Exercise tasks:
(1) In the post about the redis-oplog fork, how much did the load on the primary DB instance drop?
(2) Translate this sentence from the post about the redis-oplog fork into Spanish: "Inserts are trusted and stored in cache."

A fork or redis-oplog for infinite scalability

ramezrafla commented 3 years ago

@evolross @SimonSimCity @maxnowack (pls feel free to tag more people)

We faced major issues with redis-oplog in production on AWS Elatic-Beakstalk, out-of-memory & disconnects from redis. After some research we found that redis-oplog duplicates data (2x for each observer) and re-duplicates for each observer (even if it's the same collection and same data)
Also, DB hits were killing us, each update required multiple hits to update the data (to avoid race conditions). This is also another major negative -- not scalable
Finally, we couldn't read from MongoDB secondaries (given we read much more often than writes, it would result in much higher scalability)

Also Redis-oplog is slowly going into disinvestment

We create a fork (not public yet, considering my options) which does the following (more technical notes below)

Uses a single timed cache, which is also the same place you run 'findOne' / 'find' from one -- so full data consistency
Uses redis to transmit changes to other instance caches -- consistency again
During updates, we mutate the cache and send the changed fields to the DB -- instead of the current find,update, then find again which has 2 more hits than needed
Same for insert - we build the doc and send it to the othe instances
We use secondary reads in our app -- there are potential race conditions in extreme case we are working on using redis as a temp cache of changes

RESULTS:

We reduced the number of meteor instances by 3x
Faster updates as less data is sent to redis and much fewer DB hits
We substantially reduced the load on our DB instances -- from 80% to 7% on primary

Here is the technical:

A single data cache at the collection-level stores the full doc, the multiplexer sends to client data fields based on the projector (i.e. fields: {} option). collection.findOne fetches from that cache -- results in cache hits of 85-98% for our App
That cache is timed, timer resets whenever data is accessed
Within Mutator we mutate what is in the cache ourselves (if it's not there, we pull it from DB and mutate) - in other words, we don't do an update followed by a find so usually a single db hit (update). We also do a diff to only dispatch fields that have changed. Same thing with insert, we build the doc and dispatch it fully to redis.
We send to redis all the fields that have changed, the redis subscriber uses that data to extend the data that is stored within its cache (or pull from DB then extend data from update event). Inserts are trusted and stored in cache.

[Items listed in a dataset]
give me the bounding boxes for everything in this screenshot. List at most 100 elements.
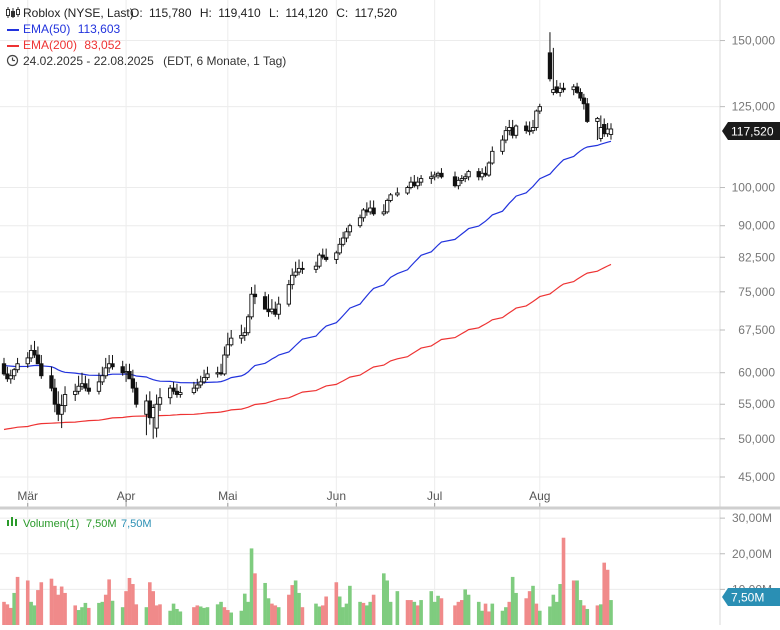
candle[interactable] [96, 372, 102, 395]
candle[interactable] [388, 193, 393, 203]
candle[interactable] [381, 204, 386, 216]
candle[interactable] [151, 404, 156, 439]
candle[interactable] [500, 135, 505, 155]
candle[interactable] [171, 381, 176, 395]
candle[interactable] [490, 146, 495, 165]
candle[interactable] [15, 357, 20, 373]
candle[interactable] [608, 123, 614, 140]
candle[interactable] [73, 383, 78, 401]
candle[interactable] [168, 384, 173, 405]
candle[interactable] [371, 200, 376, 216]
candle[interactable] [110, 355, 115, 370]
candle[interactable] [25, 352, 30, 368]
candle[interactable] [574, 82, 580, 94]
candle[interactable] [605, 122, 610, 137]
candle[interactable] [154, 394, 159, 438]
candle[interactable] [123, 363, 129, 382]
candle[interactable] [296, 259, 302, 276]
candle[interactable] [35, 346, 41, 365]
candle[interactable] [598, 115, 603, 142]
candle[interactable] [537, 103, 542, 114]
candle[interactable] [344, 227, 349, 243]
candle[interactable] [340, 231, 346, 247]
candle[interactable] [320, 248, 325, 260]
candle[interactable] [463, 173, 468, 183]
candle[interactable] [242, 327, 247, 341]
candle[interactable] [530, 119, 536, 134]
candle[interactable] [218, 363, 224, 376]
candle[interactable] [452, 171, 458, 188]
candle[interactable] [134, 381, 139, 408]
candle[interactable] [571, 84, 576, 96]
candle[interactable] [86, 378, 91, 395]
candle[interactable] [337, 238, 342, 256]
candle[interactable] [56, 391, 61, 422]
candle[interactable] [239, 324, 244, 344]
candle[interactable] [368, 200, 373, 215]
candle[interactable] [28, 344, 34, 362]
candle[interactable] [52, 378, 58, 413]
candle[interactable] [561, 82, 566, 93]
candle[interactable] [49, 366, 54, 392]
candle[interactable] [252, 284, 258, 305]
candle[interactable] [286, 279, 291, 307]
candle[interactable] [429, 171, 434, 184]
candle[interactable] [130, 369, 136, 393]
candle[interactable] [456, 176, 461, 190]
candle[interactable] [293, 261, 298, 278]
candle[interactable] [76, 375, 81, 395]
candle[interactable] [1, 357, 7, 376]
candle[interactable] [507, 119, 512, 136]
candle[interactable] [534, 109, 539, 131]
candle[interactable] [412, 175, 417, 188]
candle[interactable] [357, 214, 363, 228]
candle[interactable] [317, 252, 322, 269]
candle[interactable] [547, 32, 553, 82]
candle[interactable] [385, 198, 390, 214]
candle[interactable] [157, 388, 163, 411]
candle[interactable] [8, 369, 13, 384]
candle[interactable] [103, 357, 108, 379]
candle[interactable] [313, 261, 319, 273]
candle[interactable] [195, 378, 200, 392]
candle[interactable] [198, 375, 203, 389]
candle[interactable] [39, 355, 44, 379]
candle[interactable] [262, 291, 268, 310]
candle[interactable] [364, 202, 369, 216]
candle[interactable] [418, 175, 424, 186]
candle[interactable] [79, 372, 85, 391]
candle[interactable] [476, 168, 481, 181]
candle[interactable] [144, 394, 149, 436]
candle[interactable] [276, 296, 281, 320]
candle[interactable] [513, 124, 519, 139]
candle[interactable] [191, 381, 197, 395]
candle[interactable] [225, 332, 230, 358]
candle[interactable] [273, 301, 278, 317]
candle[interactable] [266, 294, 271, 317]
candle[interactable] [578, 88, 583, 101]
candle[interactable] [347, 223, 353, 236]
candle[interactable] [106, 355, 112, 373]
candle[interactable] [395, 187, 400, 197]
candle[interactable] [527, 121, 532, 136]
candle[interactable] [290, 268, 295, 290]
candle[interactable] [334, 250, 339, 264]
candle[interactable] [435, 171, 441, 179]
candle[interactable] [120, 360, 125, 376]
candle[interactable] [229, 330, 234, 347]
candle[interactable] [205, 366, 210, 381]
candle[interactable] [300, 261, 305, 274]
candle[interactable] [249, 287, 254, 320]
candle[interactable] [147, 391, 152, 425]
candle[interactable] [408, 176, 414, 190]
candle[interactable] [503, 125, 509, 144]
candle[interactable] [439, 168, 444, 179]
candle[interactable] [405, 185, 410, 195]
candle[interactable] [178, 386, 183, 398]
candle[interactable] [581, 93, 587, 110]
candle[interactable] [486, 161, 492, 177]
candle[interactable] [510, 119, 515, 139]
candle[interactable] [62, 386, 68, 413]
candle[interactable] [12, 367, 17, 381]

Expected responses:
(1) It dropped from 80% to 7%.

(2) Las inserciones se consideran confiables y se almacenan en la caché.